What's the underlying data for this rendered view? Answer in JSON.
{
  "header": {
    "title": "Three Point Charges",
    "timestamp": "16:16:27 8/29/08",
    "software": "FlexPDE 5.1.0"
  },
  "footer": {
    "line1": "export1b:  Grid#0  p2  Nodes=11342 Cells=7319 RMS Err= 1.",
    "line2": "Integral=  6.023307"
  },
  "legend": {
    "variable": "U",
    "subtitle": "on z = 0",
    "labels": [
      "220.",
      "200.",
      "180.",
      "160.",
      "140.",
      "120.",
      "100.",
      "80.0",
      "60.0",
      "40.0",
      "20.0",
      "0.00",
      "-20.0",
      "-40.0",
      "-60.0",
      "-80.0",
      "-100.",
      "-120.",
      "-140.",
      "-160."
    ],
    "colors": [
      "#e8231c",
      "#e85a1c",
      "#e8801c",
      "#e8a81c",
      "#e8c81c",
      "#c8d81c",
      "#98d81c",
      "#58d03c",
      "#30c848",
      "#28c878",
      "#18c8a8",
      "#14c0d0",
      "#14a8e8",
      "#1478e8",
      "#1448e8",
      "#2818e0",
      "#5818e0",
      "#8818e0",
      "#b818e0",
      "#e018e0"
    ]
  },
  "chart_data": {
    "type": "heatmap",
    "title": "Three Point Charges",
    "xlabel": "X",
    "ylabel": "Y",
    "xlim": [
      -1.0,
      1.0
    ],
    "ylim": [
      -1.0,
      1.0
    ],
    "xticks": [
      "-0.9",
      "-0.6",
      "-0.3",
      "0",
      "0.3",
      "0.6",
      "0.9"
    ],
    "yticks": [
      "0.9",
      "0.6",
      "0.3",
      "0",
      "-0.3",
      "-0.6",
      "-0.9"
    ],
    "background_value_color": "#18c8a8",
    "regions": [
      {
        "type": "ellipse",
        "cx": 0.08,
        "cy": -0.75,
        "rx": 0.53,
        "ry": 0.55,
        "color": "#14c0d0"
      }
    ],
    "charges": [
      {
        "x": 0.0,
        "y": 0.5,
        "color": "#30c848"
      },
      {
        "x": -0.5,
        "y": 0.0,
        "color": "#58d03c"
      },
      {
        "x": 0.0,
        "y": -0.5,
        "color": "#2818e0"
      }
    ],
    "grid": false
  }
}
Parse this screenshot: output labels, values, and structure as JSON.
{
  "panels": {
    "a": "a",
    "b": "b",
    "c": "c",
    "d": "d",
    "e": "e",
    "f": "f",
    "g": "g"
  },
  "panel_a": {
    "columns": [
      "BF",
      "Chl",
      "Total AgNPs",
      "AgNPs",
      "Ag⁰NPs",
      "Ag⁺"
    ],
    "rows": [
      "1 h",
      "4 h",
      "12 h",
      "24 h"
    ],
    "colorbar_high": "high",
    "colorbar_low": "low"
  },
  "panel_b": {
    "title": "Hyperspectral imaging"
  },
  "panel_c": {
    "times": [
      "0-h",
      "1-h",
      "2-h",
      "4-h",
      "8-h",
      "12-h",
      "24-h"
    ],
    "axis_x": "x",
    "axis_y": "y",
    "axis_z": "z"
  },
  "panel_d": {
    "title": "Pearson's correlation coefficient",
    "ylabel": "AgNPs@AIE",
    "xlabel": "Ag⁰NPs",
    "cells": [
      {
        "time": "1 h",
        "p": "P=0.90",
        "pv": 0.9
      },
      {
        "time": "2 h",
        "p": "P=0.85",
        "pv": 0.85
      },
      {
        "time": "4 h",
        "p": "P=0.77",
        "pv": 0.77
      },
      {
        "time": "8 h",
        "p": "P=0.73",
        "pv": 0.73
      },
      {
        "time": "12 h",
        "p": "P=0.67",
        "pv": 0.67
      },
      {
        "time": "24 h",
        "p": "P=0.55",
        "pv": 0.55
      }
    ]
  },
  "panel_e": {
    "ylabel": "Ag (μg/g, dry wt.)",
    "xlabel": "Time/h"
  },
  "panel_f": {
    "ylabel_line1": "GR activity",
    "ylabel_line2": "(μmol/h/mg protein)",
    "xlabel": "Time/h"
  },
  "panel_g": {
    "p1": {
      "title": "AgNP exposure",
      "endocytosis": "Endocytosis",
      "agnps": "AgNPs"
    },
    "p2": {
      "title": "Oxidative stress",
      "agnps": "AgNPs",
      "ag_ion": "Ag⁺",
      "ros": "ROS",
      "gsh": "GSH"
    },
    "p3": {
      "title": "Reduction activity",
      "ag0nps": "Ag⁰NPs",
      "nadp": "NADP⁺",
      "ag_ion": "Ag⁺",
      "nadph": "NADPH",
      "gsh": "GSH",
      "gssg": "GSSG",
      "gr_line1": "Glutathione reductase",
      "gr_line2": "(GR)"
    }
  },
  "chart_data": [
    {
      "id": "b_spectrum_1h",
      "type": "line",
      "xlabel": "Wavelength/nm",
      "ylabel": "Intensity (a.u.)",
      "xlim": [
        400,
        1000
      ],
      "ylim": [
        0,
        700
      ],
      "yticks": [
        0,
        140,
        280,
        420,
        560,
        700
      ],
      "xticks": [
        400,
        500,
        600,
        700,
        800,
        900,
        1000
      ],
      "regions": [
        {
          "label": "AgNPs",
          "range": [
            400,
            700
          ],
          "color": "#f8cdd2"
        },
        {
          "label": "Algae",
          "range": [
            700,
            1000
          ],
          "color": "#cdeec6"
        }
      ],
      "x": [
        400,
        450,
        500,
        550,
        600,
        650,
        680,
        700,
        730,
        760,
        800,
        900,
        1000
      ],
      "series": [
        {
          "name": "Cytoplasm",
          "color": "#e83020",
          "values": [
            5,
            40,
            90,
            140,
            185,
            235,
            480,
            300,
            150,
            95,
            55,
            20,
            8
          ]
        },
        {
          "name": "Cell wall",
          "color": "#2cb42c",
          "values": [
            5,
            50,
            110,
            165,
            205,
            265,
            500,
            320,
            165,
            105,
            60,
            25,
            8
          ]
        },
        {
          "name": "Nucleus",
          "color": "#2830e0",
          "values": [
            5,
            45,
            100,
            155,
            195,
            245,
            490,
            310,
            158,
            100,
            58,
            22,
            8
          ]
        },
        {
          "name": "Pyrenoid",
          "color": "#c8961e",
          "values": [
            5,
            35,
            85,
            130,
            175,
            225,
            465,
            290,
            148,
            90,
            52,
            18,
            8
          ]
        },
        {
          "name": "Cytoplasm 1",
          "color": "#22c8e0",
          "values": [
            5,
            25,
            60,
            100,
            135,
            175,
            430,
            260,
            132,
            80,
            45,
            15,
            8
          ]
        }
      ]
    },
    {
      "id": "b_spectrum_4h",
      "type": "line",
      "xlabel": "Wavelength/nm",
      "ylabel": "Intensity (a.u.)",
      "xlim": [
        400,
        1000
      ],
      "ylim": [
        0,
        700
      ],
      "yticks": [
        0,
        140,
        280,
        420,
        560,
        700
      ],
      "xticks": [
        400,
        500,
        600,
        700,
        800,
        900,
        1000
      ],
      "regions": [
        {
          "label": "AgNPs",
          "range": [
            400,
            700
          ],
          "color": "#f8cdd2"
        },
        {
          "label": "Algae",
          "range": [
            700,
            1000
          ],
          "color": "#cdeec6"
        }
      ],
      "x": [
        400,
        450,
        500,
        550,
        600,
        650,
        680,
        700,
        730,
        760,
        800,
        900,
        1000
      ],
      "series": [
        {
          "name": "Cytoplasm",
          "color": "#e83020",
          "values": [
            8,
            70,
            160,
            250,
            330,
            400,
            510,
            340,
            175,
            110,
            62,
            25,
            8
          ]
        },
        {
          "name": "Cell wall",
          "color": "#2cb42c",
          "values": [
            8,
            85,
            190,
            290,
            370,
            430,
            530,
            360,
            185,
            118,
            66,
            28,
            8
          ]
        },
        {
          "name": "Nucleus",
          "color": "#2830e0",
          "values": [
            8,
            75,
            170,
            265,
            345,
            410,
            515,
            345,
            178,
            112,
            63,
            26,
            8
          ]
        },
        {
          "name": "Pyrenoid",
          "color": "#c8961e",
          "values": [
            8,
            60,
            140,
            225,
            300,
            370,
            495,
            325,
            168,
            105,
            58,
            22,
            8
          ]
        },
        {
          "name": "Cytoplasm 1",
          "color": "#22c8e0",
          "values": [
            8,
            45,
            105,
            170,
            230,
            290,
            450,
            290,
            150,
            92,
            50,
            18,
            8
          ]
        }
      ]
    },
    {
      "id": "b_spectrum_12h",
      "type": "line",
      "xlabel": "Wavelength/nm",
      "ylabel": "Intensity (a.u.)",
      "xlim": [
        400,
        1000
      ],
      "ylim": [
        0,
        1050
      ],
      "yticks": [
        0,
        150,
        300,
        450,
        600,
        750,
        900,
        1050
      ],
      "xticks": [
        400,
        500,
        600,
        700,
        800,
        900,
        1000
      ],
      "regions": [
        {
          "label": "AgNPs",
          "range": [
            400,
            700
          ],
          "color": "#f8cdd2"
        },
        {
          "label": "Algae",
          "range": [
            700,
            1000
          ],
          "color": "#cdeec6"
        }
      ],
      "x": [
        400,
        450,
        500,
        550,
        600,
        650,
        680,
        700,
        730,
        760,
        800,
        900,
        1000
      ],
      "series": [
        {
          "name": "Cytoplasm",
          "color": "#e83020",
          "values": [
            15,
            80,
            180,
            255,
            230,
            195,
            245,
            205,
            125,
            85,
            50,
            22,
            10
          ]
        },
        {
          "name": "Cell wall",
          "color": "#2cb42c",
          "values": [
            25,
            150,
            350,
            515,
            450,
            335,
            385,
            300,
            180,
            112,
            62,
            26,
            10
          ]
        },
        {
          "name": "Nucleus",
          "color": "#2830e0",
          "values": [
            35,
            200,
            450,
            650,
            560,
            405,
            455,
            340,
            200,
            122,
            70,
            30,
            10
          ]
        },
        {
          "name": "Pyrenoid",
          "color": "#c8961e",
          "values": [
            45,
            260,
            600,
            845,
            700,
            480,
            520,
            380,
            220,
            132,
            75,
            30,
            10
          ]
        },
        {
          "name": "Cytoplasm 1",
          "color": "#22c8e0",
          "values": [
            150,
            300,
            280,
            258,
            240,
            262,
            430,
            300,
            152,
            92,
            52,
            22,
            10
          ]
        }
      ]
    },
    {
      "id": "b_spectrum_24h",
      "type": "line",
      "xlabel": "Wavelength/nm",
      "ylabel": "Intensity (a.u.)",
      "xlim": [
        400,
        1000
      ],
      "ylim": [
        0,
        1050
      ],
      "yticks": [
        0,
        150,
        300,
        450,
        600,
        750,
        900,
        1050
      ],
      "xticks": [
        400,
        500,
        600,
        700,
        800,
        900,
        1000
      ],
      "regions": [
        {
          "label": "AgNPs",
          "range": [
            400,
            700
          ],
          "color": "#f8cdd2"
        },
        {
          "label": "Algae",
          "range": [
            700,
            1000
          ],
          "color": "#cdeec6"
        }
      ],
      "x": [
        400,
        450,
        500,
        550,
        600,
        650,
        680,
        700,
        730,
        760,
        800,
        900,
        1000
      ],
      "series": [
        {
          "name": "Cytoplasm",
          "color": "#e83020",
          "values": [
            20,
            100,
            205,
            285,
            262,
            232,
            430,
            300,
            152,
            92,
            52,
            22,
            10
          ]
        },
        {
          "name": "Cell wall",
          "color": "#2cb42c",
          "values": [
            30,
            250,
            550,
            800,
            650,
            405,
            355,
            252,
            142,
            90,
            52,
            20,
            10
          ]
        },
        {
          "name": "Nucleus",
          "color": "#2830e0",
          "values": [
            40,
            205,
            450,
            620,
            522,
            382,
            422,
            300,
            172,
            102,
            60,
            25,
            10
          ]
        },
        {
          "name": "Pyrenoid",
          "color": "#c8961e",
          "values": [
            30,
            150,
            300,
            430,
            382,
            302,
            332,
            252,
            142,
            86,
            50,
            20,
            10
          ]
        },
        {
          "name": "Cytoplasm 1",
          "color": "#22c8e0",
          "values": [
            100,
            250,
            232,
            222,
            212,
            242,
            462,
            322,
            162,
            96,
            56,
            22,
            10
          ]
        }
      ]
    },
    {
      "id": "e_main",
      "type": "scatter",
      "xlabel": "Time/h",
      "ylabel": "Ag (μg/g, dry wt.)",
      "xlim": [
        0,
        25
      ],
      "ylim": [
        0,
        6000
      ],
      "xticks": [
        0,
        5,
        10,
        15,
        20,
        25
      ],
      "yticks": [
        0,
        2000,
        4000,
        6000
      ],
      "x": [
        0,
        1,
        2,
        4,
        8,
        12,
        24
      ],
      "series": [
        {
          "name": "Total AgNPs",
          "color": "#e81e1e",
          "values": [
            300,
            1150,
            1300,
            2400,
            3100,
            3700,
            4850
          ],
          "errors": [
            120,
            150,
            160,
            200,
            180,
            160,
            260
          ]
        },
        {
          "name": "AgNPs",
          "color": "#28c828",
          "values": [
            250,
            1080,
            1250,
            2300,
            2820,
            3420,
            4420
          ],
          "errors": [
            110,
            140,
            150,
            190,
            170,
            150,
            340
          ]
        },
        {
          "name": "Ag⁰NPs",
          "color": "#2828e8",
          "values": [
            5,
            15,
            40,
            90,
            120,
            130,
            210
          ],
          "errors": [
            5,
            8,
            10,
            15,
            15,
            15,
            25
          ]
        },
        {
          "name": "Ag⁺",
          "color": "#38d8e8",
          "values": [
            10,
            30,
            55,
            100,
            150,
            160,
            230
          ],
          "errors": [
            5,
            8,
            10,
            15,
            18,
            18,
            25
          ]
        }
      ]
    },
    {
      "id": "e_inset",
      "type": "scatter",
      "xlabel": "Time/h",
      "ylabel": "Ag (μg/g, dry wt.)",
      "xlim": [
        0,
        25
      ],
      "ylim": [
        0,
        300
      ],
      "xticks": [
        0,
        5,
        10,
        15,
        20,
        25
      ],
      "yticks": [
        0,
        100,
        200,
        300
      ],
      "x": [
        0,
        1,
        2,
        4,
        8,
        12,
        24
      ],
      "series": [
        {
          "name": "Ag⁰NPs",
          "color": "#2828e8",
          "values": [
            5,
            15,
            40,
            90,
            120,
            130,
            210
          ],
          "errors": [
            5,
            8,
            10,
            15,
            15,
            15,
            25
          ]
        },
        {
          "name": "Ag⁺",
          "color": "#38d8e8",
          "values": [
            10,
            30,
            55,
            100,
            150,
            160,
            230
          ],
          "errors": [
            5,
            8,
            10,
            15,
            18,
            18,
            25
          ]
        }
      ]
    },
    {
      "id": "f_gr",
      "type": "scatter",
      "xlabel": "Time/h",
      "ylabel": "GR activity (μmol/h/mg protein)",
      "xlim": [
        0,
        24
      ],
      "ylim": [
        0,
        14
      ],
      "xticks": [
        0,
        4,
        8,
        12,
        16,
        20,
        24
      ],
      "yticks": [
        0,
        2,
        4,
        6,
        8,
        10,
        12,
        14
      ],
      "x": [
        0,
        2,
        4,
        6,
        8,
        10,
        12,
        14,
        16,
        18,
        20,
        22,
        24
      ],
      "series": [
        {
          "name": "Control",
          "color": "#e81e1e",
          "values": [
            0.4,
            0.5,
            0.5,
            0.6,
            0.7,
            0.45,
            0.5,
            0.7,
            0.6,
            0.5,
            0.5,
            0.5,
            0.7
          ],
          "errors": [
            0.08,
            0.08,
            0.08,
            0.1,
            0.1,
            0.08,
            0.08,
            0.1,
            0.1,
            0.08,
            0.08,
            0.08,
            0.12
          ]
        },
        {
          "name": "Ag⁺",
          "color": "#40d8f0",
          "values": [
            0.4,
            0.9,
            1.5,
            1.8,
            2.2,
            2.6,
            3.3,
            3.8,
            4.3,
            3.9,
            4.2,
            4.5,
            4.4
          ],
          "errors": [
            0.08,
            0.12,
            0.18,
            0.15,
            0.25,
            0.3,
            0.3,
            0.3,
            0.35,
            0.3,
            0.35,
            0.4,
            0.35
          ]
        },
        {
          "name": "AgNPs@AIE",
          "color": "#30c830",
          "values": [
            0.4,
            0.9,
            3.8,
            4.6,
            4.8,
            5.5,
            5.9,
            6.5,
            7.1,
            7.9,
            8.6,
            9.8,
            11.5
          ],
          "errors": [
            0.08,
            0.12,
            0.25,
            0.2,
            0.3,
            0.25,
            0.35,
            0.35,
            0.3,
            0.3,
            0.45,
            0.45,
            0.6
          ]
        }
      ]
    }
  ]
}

■ WORK TO COMPLETE
Every line in the data above that contains the word "activity" should be copied.

■ ANSWER AREA
    "ylabel_line1": "GR activity",
      "title": "Reduction activity",
      "ylabel": "GR activity (μmol/h/mg protein)",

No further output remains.